» **Instruction**: In the records below, find the line containing "Convert this document image to plain text."; copy exactly that line and all lines after it to the end, and nothing else.

Data records
┄┄┄┄┄┄┄┄┄┄┄┄┄┄┄┄┄┄┄┄

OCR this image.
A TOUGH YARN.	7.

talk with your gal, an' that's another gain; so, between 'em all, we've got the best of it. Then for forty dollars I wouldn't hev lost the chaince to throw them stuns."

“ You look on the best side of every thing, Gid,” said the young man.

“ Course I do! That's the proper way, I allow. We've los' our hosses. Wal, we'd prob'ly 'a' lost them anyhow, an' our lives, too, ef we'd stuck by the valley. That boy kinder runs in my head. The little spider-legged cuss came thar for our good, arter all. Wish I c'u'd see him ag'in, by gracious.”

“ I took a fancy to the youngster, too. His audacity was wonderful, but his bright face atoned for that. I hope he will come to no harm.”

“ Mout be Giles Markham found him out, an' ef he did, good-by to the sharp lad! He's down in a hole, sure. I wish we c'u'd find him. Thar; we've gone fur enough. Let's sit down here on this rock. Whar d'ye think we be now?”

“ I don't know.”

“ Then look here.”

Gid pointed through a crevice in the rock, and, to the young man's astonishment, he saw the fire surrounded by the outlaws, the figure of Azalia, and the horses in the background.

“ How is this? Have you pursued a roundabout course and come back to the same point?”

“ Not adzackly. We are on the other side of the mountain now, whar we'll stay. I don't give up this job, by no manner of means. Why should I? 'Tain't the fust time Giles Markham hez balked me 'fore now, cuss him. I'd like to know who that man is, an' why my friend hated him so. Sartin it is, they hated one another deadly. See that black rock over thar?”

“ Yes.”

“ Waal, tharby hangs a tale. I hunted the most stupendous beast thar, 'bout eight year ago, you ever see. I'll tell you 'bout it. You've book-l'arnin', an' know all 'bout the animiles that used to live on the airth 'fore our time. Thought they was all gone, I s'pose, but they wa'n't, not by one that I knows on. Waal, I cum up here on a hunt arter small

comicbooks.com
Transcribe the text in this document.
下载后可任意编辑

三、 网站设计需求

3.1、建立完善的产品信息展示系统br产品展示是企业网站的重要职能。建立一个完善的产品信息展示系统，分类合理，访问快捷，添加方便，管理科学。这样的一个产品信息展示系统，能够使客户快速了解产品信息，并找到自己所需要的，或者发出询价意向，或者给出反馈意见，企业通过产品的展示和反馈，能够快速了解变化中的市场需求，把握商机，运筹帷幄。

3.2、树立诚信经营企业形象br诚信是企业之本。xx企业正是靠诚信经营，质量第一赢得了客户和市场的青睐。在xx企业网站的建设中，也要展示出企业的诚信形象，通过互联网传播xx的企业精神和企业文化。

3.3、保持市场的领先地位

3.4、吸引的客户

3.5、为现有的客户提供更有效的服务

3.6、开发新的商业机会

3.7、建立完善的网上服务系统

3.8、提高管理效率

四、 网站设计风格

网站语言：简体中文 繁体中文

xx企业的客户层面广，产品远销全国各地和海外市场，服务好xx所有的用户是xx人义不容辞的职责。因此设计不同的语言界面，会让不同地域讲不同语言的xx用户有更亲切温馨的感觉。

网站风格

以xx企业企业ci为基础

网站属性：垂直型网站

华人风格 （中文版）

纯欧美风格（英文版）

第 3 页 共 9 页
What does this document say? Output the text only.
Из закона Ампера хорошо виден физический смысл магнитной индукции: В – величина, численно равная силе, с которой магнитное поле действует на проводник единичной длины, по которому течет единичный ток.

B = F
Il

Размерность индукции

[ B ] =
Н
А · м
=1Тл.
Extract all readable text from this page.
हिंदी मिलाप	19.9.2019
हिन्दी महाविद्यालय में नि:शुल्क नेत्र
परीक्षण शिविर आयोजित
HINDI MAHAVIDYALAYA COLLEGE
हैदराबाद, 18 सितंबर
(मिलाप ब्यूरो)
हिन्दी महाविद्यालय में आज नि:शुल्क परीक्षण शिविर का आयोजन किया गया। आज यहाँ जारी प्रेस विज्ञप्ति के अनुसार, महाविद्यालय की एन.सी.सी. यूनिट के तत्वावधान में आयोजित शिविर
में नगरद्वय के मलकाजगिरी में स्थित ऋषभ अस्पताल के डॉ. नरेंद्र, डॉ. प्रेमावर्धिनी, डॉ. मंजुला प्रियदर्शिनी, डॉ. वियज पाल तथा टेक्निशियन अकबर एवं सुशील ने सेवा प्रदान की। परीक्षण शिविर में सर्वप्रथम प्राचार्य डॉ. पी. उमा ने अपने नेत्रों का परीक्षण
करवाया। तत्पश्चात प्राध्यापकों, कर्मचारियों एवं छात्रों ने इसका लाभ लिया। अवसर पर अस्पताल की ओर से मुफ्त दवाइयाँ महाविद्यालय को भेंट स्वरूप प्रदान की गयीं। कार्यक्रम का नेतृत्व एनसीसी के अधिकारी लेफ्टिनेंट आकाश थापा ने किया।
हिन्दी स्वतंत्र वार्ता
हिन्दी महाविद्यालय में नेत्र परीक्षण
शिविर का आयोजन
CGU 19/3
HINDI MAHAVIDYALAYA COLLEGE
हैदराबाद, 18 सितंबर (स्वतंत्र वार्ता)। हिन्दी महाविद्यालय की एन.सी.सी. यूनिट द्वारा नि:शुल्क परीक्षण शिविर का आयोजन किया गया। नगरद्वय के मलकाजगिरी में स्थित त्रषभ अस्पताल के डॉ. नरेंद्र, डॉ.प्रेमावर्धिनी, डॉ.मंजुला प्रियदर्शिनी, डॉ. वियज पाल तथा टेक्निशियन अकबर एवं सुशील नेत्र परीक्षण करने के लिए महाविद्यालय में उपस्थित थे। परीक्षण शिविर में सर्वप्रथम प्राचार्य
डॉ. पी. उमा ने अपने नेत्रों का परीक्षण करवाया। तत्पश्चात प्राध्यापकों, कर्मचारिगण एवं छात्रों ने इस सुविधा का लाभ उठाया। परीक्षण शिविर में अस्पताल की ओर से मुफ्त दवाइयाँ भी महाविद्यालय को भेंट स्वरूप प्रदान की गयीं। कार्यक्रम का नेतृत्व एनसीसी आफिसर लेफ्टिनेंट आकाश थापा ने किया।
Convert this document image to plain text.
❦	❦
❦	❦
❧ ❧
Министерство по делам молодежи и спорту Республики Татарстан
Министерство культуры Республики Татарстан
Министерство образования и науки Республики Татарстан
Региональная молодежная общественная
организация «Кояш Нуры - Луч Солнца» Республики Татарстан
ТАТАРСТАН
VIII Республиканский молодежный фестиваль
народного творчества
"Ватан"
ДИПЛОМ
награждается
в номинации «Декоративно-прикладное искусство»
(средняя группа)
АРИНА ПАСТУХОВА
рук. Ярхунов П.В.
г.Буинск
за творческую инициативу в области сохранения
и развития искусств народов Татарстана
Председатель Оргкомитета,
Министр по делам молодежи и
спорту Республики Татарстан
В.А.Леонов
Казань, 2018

┄┄┄┄┄┄┄┄┄┄┄┄┄┄┄┄┄┄┄┄

» **In response**:
Convert this document image to plain text.
❦	❦
❦	❦
❧ ❧
Министерство по делам молодежи и спорту Республики Татарстан
Министерство культуры Республики Татарстан
Министерство образования и науки Республики Татарстан
Региональная молодежная общественная
организация «Кояш Нуры - Луч Солнца» Республики Татарстан
ТАТАРСТАН
VIII Республиканский молодежный фестиваль
народного творчества
"Ватан"
ДИПЛОМ
награждается
в номинации «Декоративно-прикладное искусство»
(средняя группа)
АРИНА ПАСТУХОВА
рук. Ярхунов П.В.
г.Буинск
за творческую инициативу в области сохранения
и развития искусств народов Татарстана
Председатель Оргкомитета,
Министр по делам молодежи и
спорту Республики Татарстан
В.А.Леонов
Казань, 2018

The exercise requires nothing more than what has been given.